What needs to be done: Return each line that holds the word "الفصل".
■ ■ ■ ■ ■ ■ ■
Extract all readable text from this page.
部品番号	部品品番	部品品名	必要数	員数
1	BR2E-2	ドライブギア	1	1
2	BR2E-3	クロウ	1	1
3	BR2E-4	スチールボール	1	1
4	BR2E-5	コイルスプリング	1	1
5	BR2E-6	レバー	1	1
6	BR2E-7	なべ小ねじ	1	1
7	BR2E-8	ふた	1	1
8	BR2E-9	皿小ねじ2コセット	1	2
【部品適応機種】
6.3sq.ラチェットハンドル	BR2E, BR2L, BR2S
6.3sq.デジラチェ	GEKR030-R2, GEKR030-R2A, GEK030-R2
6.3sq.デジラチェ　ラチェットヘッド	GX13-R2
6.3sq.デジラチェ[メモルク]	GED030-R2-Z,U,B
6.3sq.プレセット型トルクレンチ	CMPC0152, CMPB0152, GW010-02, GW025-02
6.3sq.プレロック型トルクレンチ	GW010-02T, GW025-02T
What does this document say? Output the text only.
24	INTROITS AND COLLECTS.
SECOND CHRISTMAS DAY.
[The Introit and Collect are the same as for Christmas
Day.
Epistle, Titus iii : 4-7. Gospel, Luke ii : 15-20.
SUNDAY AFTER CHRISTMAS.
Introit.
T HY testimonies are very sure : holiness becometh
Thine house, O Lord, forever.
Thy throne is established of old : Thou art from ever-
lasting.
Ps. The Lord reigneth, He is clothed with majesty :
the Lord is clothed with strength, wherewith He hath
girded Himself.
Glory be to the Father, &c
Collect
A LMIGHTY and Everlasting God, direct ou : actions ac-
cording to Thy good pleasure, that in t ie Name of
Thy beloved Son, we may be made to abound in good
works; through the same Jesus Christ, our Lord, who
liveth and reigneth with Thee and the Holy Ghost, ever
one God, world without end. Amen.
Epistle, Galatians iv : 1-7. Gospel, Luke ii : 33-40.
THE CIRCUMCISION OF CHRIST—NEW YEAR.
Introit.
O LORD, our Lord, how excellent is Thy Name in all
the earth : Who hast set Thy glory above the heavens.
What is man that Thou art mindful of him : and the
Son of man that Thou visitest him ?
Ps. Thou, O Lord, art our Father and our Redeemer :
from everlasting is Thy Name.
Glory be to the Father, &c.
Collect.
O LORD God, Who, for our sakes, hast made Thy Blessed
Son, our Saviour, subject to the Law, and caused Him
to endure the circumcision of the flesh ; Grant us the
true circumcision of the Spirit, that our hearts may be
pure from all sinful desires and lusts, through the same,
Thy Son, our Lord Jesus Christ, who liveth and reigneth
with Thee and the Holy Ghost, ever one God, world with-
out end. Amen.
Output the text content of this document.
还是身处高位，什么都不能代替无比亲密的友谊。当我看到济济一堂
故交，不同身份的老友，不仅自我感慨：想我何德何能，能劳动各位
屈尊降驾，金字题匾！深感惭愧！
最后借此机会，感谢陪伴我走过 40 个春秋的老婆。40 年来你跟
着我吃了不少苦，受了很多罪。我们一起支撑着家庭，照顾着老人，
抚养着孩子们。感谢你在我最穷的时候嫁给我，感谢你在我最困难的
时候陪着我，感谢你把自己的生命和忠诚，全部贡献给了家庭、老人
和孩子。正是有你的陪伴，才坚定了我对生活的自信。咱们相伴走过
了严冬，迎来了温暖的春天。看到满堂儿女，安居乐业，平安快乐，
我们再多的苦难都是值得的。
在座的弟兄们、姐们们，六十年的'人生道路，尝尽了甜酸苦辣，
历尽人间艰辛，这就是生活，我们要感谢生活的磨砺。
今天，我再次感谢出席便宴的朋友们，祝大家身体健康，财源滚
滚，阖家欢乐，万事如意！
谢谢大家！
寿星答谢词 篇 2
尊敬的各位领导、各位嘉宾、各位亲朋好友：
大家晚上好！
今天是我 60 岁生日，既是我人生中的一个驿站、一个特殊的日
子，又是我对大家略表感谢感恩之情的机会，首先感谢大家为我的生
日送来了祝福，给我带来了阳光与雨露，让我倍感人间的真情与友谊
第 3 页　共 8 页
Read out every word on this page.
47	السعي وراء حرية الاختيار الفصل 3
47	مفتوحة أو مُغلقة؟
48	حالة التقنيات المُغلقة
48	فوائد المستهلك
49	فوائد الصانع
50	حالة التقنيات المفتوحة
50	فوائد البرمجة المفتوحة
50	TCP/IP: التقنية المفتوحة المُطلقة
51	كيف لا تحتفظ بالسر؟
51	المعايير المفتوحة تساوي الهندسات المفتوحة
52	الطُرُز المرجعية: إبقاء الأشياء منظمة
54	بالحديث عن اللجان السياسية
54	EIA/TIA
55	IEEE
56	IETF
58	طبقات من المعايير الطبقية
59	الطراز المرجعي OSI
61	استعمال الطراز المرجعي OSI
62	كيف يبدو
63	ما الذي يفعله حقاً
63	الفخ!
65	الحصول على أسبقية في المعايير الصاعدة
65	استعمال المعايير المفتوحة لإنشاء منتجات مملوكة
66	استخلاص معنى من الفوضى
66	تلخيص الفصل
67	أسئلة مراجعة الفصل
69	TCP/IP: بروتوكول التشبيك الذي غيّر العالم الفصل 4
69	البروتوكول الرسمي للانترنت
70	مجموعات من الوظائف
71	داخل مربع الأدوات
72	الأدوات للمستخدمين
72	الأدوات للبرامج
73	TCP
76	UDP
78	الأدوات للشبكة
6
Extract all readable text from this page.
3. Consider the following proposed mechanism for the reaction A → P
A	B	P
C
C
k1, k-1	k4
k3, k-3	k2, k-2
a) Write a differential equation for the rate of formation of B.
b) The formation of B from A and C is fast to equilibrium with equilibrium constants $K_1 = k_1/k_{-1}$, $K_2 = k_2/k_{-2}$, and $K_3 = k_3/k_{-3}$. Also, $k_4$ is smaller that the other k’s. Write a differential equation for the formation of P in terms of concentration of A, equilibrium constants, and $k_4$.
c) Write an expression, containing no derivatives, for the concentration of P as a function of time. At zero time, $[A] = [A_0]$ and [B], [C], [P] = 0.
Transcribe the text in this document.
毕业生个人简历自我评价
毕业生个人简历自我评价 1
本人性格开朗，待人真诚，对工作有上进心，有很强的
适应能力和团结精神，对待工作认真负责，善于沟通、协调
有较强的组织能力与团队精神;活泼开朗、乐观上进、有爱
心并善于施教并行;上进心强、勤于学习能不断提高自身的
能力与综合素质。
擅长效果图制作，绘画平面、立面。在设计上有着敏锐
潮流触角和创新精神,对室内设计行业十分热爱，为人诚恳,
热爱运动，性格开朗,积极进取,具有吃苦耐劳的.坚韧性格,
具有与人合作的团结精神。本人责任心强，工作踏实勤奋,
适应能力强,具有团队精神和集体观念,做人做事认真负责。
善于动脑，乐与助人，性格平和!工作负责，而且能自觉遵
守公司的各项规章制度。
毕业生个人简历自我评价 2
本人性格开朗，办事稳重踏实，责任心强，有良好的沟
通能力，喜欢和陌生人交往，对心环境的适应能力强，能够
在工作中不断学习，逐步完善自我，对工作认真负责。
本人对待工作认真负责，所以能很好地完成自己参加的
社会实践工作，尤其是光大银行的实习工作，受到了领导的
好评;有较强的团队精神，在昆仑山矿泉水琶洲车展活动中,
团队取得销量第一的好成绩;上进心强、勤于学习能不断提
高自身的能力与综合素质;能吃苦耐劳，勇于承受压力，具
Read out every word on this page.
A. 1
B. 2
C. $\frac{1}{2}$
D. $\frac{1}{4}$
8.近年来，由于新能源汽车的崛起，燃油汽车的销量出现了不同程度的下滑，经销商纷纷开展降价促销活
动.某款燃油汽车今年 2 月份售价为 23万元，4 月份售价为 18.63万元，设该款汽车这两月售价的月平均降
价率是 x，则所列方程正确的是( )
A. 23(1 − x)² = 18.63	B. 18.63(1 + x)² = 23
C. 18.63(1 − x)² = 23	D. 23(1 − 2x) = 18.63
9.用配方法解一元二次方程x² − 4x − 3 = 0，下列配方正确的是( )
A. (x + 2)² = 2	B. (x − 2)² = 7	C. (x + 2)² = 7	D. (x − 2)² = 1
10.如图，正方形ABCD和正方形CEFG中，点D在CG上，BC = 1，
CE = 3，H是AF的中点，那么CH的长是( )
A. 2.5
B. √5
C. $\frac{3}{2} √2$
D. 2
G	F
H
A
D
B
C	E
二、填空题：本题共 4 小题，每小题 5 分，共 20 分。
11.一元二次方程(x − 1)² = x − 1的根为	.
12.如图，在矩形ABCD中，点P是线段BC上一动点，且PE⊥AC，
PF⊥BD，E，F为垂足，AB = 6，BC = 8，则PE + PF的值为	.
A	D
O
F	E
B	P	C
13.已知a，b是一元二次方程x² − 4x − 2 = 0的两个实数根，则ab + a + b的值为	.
■ ■ ■ ■ ■ ■ ■
Result:
47	السعي وراء حرية الاختيار الفصل 3
66	تلخيص الفصل
67	أسئلة مراجعة الفصل
69	TCP/IP: بروتوكول التشبيك الذي غيّر العالم الفصل 4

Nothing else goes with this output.